Exercise prompt: Show every line in the entries below where the word "Firefox" appears.

start Dataset records

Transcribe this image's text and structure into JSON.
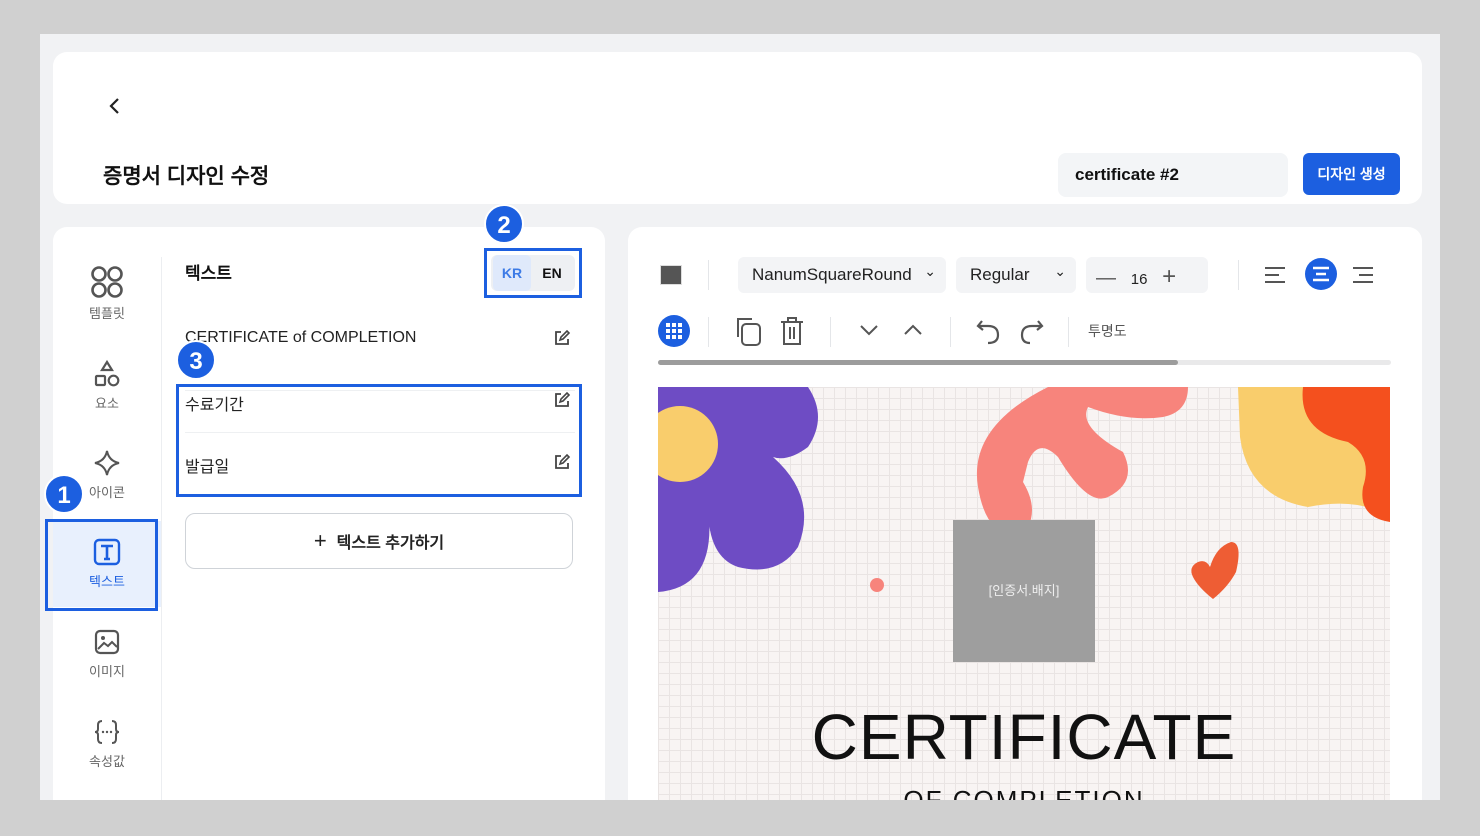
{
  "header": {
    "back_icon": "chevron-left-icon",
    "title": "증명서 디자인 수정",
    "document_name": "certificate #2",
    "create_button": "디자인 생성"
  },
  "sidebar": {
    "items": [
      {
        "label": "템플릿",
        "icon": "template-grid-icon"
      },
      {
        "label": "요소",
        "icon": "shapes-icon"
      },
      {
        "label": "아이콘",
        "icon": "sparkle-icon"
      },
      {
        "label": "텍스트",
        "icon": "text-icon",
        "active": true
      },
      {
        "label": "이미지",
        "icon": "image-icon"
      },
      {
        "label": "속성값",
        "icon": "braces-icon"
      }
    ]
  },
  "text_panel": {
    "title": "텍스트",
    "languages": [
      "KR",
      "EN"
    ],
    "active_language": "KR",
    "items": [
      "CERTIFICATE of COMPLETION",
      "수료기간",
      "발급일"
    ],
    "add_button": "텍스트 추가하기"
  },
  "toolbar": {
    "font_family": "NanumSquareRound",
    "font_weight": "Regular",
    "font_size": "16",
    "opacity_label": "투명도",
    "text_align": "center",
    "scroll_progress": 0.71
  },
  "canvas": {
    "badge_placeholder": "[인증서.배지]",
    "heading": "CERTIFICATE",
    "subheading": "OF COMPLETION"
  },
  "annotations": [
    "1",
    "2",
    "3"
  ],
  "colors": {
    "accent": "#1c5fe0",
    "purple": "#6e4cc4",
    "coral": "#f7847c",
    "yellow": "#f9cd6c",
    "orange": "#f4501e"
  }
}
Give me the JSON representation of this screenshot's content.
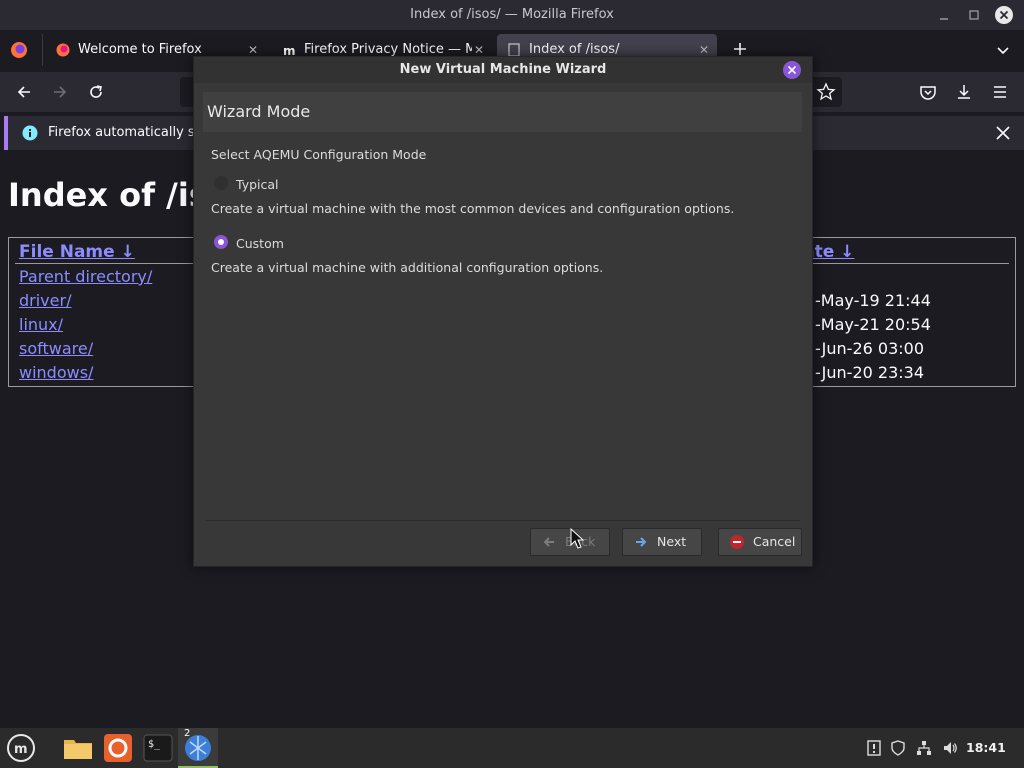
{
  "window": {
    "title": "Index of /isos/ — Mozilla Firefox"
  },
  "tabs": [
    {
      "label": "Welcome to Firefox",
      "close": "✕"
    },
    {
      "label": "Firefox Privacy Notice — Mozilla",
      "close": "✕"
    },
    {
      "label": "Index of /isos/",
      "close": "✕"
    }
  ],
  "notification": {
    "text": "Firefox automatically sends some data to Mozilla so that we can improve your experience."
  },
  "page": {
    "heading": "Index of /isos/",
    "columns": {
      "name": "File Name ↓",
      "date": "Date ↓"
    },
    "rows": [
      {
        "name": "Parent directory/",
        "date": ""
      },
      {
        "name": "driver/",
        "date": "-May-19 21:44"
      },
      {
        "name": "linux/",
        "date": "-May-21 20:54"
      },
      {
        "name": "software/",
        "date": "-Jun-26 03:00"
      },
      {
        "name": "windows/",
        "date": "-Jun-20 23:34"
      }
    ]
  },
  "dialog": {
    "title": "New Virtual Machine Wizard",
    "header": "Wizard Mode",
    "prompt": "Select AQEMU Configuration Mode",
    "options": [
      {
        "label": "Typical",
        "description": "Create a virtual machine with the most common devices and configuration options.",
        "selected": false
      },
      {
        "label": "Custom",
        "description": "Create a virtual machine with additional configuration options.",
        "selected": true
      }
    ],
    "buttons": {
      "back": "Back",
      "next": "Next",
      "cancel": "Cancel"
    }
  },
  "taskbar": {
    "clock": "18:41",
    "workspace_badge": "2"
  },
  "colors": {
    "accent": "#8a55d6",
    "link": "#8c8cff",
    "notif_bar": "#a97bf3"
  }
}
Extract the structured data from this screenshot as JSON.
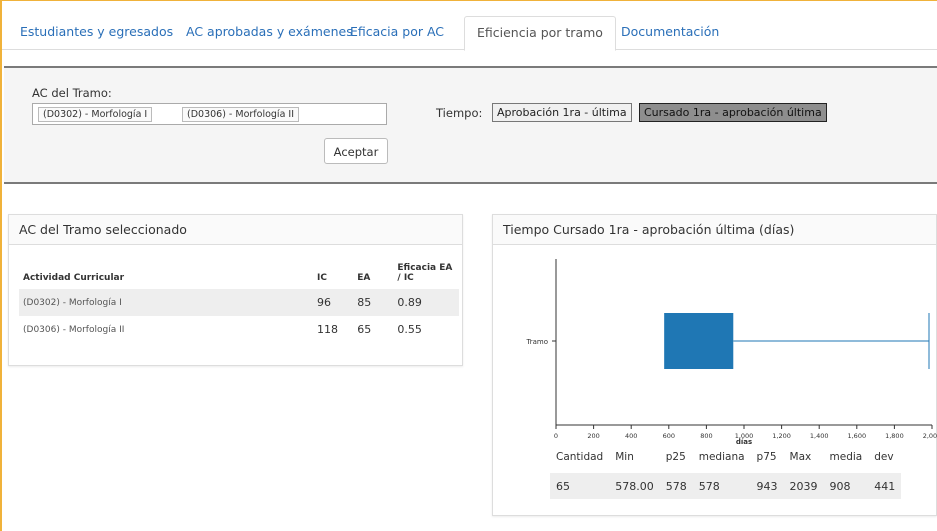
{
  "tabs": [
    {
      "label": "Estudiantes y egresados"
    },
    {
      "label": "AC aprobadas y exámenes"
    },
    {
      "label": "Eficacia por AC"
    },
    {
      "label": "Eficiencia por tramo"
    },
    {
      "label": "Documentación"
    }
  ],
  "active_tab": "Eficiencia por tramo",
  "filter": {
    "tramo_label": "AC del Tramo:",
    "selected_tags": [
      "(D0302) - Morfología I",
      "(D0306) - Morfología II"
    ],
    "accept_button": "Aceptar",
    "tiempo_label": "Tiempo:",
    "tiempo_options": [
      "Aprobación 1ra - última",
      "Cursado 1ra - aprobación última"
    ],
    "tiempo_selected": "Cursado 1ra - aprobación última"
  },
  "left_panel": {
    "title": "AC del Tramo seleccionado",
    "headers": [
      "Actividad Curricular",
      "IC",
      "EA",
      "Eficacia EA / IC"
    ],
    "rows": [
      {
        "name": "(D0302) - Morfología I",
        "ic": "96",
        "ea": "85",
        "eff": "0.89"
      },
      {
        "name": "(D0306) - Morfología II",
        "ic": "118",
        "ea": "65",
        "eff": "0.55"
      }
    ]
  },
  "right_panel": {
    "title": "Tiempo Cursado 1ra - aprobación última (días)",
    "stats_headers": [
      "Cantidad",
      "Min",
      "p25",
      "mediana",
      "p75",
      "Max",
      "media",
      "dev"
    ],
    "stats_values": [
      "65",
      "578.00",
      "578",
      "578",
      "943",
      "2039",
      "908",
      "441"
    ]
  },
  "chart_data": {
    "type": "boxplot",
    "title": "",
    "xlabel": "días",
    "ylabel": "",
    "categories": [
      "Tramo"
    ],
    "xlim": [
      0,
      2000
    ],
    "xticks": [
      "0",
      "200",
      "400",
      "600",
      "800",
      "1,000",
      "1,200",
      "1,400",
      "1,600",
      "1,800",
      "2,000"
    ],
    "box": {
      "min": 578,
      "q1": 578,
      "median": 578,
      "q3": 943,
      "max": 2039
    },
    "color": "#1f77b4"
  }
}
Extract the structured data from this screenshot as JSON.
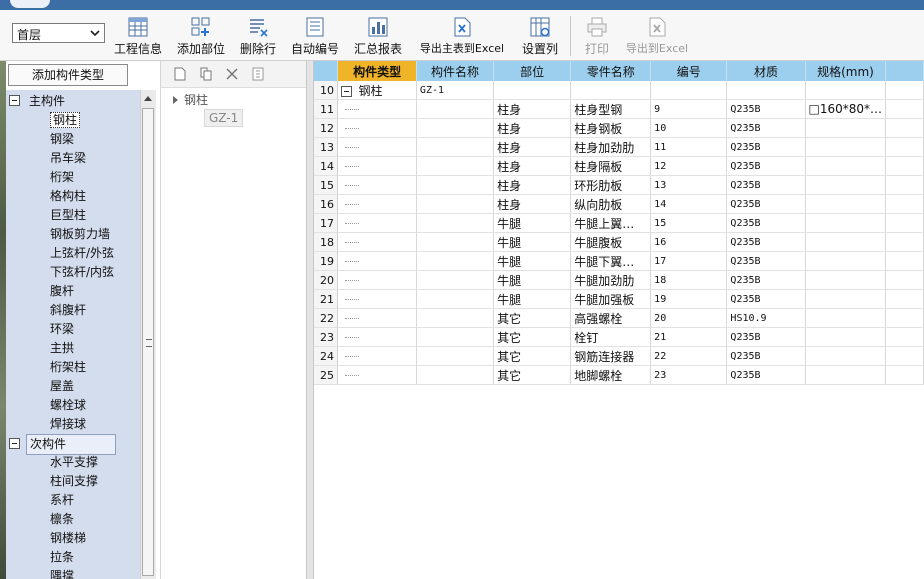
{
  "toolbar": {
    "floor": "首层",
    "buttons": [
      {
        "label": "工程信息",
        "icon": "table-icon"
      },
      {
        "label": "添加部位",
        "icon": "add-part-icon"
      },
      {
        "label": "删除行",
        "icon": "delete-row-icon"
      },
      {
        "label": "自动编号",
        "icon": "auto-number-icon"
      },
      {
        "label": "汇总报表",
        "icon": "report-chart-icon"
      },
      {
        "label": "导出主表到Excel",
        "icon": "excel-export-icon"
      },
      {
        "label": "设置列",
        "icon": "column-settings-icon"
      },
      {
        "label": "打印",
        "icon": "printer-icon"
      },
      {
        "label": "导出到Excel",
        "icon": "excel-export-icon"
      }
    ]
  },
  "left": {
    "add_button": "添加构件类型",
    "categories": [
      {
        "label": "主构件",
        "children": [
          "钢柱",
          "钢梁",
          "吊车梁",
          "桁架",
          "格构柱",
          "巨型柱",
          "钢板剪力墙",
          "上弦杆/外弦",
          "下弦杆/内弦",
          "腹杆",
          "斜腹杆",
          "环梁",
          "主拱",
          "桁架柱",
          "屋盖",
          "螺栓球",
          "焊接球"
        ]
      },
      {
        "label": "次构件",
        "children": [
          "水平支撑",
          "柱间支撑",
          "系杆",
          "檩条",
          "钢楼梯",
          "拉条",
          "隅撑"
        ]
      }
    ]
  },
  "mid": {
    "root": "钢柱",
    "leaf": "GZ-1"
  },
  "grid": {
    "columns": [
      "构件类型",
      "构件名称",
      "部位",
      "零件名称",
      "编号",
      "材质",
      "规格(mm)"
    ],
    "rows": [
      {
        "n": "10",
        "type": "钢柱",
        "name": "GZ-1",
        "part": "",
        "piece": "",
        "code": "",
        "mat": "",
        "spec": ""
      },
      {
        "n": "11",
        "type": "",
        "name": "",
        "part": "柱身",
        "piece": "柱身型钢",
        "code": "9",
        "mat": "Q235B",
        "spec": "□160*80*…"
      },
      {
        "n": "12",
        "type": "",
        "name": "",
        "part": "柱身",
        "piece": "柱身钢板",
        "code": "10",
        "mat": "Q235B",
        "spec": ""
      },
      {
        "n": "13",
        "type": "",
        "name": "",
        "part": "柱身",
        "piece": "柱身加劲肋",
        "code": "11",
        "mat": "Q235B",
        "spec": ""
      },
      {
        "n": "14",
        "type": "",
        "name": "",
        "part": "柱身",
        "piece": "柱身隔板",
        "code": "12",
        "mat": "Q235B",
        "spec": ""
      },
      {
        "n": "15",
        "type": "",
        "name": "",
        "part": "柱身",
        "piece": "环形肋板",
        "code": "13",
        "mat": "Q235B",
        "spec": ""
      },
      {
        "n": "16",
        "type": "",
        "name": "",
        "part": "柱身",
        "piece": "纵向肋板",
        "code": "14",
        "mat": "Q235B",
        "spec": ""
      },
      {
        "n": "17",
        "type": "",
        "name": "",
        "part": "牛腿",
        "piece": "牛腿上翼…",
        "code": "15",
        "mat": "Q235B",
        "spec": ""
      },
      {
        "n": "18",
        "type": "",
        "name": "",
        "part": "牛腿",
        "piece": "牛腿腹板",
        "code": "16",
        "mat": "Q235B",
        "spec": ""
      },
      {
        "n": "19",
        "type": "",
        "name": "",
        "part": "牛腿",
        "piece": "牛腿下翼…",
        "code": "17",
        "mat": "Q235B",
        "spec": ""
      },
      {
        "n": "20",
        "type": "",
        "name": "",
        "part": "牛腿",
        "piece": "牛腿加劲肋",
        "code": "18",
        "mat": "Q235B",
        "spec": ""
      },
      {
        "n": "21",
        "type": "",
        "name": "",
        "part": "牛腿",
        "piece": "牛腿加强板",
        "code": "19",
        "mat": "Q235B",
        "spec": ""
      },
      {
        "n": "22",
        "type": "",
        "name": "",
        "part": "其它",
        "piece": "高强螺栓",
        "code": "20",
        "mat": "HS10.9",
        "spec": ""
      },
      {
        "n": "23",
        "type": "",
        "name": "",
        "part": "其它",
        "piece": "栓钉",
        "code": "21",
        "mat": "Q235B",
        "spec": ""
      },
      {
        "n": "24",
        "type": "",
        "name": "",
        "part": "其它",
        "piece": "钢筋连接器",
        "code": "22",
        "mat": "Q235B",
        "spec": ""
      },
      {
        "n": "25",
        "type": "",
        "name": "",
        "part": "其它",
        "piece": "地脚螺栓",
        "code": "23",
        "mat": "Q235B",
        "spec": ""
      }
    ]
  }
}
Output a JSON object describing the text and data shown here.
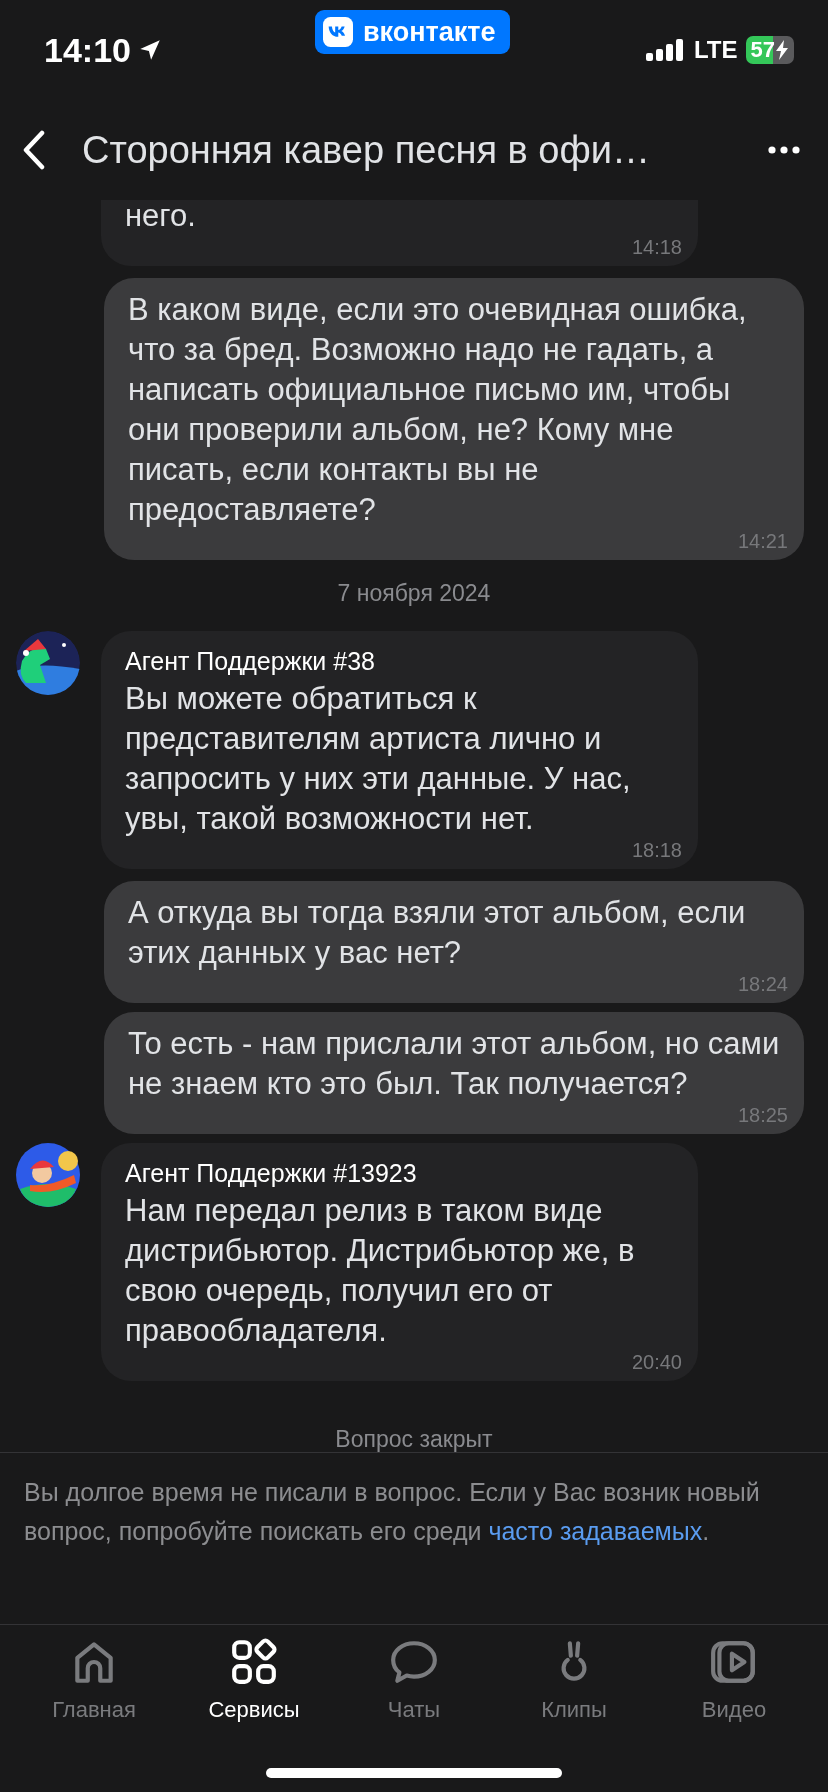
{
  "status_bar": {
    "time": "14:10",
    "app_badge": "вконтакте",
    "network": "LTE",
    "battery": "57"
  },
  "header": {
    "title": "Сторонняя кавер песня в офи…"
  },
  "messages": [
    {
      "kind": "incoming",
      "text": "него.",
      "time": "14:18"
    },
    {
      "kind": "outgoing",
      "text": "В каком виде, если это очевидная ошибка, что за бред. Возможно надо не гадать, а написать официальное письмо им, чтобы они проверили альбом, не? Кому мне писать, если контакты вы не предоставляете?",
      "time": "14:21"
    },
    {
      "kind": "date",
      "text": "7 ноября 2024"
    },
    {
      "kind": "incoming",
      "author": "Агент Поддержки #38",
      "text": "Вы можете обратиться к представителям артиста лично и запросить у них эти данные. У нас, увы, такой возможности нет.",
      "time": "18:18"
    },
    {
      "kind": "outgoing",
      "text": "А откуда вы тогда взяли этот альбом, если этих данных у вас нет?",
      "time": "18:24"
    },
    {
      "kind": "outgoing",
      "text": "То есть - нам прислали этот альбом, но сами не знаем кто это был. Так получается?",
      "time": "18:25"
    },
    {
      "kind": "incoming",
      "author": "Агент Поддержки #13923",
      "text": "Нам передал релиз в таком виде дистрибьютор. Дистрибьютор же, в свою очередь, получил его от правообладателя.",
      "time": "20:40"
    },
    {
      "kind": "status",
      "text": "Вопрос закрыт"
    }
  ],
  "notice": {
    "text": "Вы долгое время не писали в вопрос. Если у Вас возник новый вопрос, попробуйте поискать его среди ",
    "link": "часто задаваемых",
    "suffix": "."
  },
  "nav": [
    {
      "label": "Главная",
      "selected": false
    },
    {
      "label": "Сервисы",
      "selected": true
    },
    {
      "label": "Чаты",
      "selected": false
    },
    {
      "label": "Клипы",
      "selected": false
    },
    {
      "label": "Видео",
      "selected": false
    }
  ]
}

end Dataset records

Result of this task:
    "title": "Index of /isos/ — Mozilla Firefox"
      "label": "Welcome to Firefox",
      "label": "Firefox Privacy Notice — Mozilla",
    "text": "Firefox automatically sends some data to Mozilla so that we can improve your experience."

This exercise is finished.